Dataset rows:
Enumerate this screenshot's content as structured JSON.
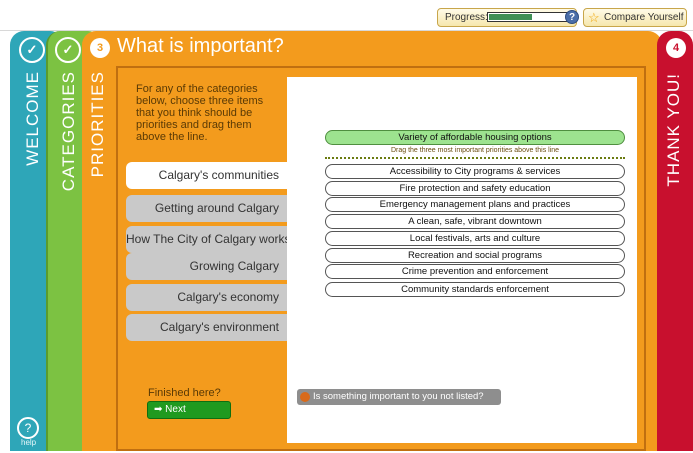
{
  "top_bar": {
    "progress_label": "Progress:",
    "progress_fraction": 0.55,
    "help_symbol": "?",
    "compare_label": "Compare Yourself",
    "compare_icon": "star-icon"
  },
  "steps": {
    "welcome": {
      "label": "WELCOME",
      "status": "✓",
      "color": "#2ea6b8"
    },
    "categories": {
      "label": "CATEGORIES",
      "status": "✓",
      "color": "#7cc242"
    },
    "priorities": {
      "label": "PRIORITIES",
      "number": "3",
      "color": "#f39b1d"
    },
    "thanks": {
      "label": "THANK YOU!",
      "number": "4",
      "color": "#c8102e"
    }
  },
  "main": {
    "title": "What is important?",
    "instructions": "For any of the categories below, choose three items that you think should be priorities and drag them above the line.",
    "categories": [
      "Calgary's communities",
      "Getting around Calgary",
      "How The City of Calgary works",
      "Growing Calgary",
      "Calgary's economy",
      "Calgary's environment"
    ],
    "finished_label": "Finished here?",
    "next_label": "Next",
    "selected_items": [
      "Variety of affordable housing options"
    ],
    "drag_hint": "Drag the three most important priorities above this line",
    "items": [
      "Accessibility to City programs & services",
      "Fire protection and safety education",
      "Emergency management plans and practices",
      "A clean, safe, vibrant downtown",
      "Local festivals, arts and culture",
      "Recreation and social programs",
      "Crime prevention and enforcement",
      "Community standards enforcement"
    ],
    "other_label": "Is something important to you not listed?"
  },
  "help": {
    "symbol": "?",
    "label": "help"
  }
}
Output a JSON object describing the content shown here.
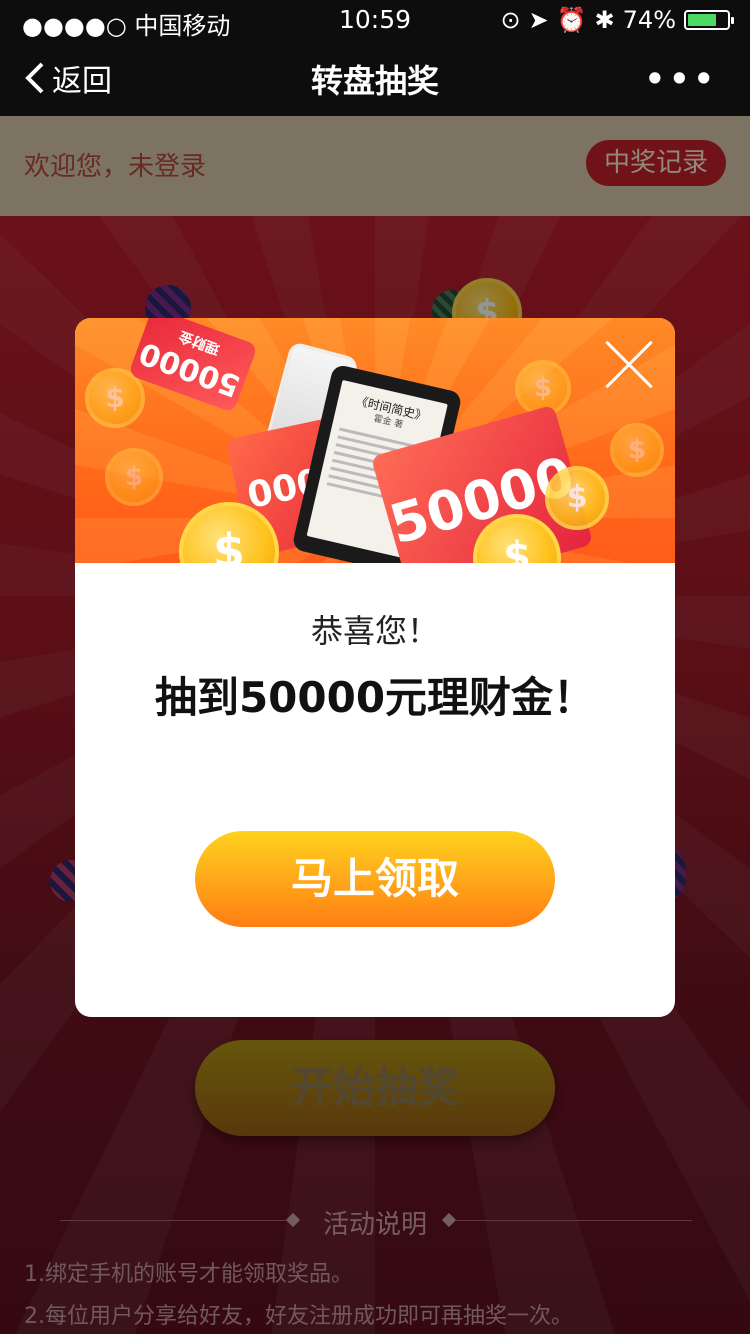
{
  "status_bar": {
    "carrier": "●●●●○ 中国移动",
    "time": "10:59",
    "battery": "74%",
    "battery_level": 0.74
  },
  "nav": {
    "back_label": "返回",
    "title": "转盘抽奖",
    "more": "•••"
  },
  "header": {
    "welcome": "欢迎您，未登录",
    "record_button": "中奖记录"
  },
  "main": {
    "start_button": "开始抽奖",
    "rules_title": "活动说明",
    "rules": [
      "1.绑定手机的账号才能领取奖品。",
      "2.每位用户分享给好友，好友注册成功即可再抽奖一次。"
    ]
  },
  "modal": {
    "banner": {
      "card_top_value": "50000",
      "card_top_sub": "理财金",
      "card_mid_value": "0000",
      "card_big_value": "50000",
      "book_title": "《时间简史》",
      "book_sub": "霍金 著",
      "coin_symbol": "$"
    },
    "congrats": "恭喜您！",
    "prize_text": "抽到50000元理财金！",
    "claim_button": "马上领取"
  },
  "colors": {
    "accent_red": "#c1212c",
    "banner_orange": "#ff6a1a",
    "button_gold": "#ffa41a"
  }
}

* [Exercise goal]: Find every line in the records that contains the word "this"; copy those lines.

* [Output of the task]:
Enumerate this screenshot's content as structured JSON.
    "drag_hint": "Drag the three most important priorities above this line",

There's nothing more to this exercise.